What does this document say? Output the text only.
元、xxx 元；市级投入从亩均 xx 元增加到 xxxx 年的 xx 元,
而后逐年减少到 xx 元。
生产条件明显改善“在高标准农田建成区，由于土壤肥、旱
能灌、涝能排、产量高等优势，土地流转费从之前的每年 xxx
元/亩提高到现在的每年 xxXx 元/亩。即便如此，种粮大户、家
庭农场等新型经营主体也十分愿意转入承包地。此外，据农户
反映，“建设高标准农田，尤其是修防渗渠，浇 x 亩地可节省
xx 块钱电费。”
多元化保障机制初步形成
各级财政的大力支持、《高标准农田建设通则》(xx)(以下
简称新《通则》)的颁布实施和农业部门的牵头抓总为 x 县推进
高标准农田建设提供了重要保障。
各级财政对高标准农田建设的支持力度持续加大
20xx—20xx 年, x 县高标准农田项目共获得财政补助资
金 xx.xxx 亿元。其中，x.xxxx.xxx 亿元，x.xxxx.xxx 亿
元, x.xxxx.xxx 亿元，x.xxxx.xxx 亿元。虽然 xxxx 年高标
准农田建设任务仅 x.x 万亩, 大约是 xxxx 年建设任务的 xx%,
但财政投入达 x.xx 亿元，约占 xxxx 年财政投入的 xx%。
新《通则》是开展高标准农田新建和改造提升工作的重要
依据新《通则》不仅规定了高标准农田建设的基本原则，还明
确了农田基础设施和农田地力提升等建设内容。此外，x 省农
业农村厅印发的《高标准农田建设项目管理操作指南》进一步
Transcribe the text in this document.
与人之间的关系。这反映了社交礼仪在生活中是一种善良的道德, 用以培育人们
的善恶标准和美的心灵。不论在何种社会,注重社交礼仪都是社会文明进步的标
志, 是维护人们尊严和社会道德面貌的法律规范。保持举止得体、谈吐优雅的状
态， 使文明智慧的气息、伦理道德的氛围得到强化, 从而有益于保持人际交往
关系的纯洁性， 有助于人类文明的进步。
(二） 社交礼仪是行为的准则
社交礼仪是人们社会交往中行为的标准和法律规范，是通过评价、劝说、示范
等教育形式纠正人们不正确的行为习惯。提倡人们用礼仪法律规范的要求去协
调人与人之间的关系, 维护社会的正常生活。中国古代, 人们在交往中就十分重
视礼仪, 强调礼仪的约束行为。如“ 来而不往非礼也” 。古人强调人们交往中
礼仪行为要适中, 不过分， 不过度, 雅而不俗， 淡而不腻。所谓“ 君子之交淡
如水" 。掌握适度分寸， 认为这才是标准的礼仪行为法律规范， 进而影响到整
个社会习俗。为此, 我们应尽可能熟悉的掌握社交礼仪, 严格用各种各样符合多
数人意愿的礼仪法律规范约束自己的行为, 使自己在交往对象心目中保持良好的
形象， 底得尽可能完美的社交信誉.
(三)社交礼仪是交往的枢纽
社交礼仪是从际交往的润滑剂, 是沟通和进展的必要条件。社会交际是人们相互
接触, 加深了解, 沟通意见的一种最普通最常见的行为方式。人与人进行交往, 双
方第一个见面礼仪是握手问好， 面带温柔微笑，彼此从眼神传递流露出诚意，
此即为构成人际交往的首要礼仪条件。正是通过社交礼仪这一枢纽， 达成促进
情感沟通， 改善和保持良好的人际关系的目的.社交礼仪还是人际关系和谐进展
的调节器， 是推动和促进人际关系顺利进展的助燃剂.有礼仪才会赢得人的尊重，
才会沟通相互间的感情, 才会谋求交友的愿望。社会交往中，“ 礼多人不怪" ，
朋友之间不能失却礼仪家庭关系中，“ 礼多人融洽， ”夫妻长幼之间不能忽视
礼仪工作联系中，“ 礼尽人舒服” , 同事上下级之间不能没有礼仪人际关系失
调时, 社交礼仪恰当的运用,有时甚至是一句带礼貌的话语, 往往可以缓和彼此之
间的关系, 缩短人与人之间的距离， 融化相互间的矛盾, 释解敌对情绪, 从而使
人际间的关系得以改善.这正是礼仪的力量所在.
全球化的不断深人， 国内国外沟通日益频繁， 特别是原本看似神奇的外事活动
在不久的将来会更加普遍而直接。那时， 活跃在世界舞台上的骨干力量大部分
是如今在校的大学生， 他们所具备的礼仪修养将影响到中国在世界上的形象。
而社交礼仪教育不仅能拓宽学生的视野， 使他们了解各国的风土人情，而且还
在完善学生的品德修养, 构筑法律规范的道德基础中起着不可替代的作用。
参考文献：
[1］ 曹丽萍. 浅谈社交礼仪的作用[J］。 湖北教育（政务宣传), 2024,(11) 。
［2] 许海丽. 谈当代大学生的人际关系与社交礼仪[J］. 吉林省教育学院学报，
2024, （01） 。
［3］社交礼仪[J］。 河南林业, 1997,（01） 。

▶ **The request**
Isolate the lines that hold the word "this" and copy all of them.

▶ **Finished answer**
What does this document say? Output the text only.
Transcribe the text in this document.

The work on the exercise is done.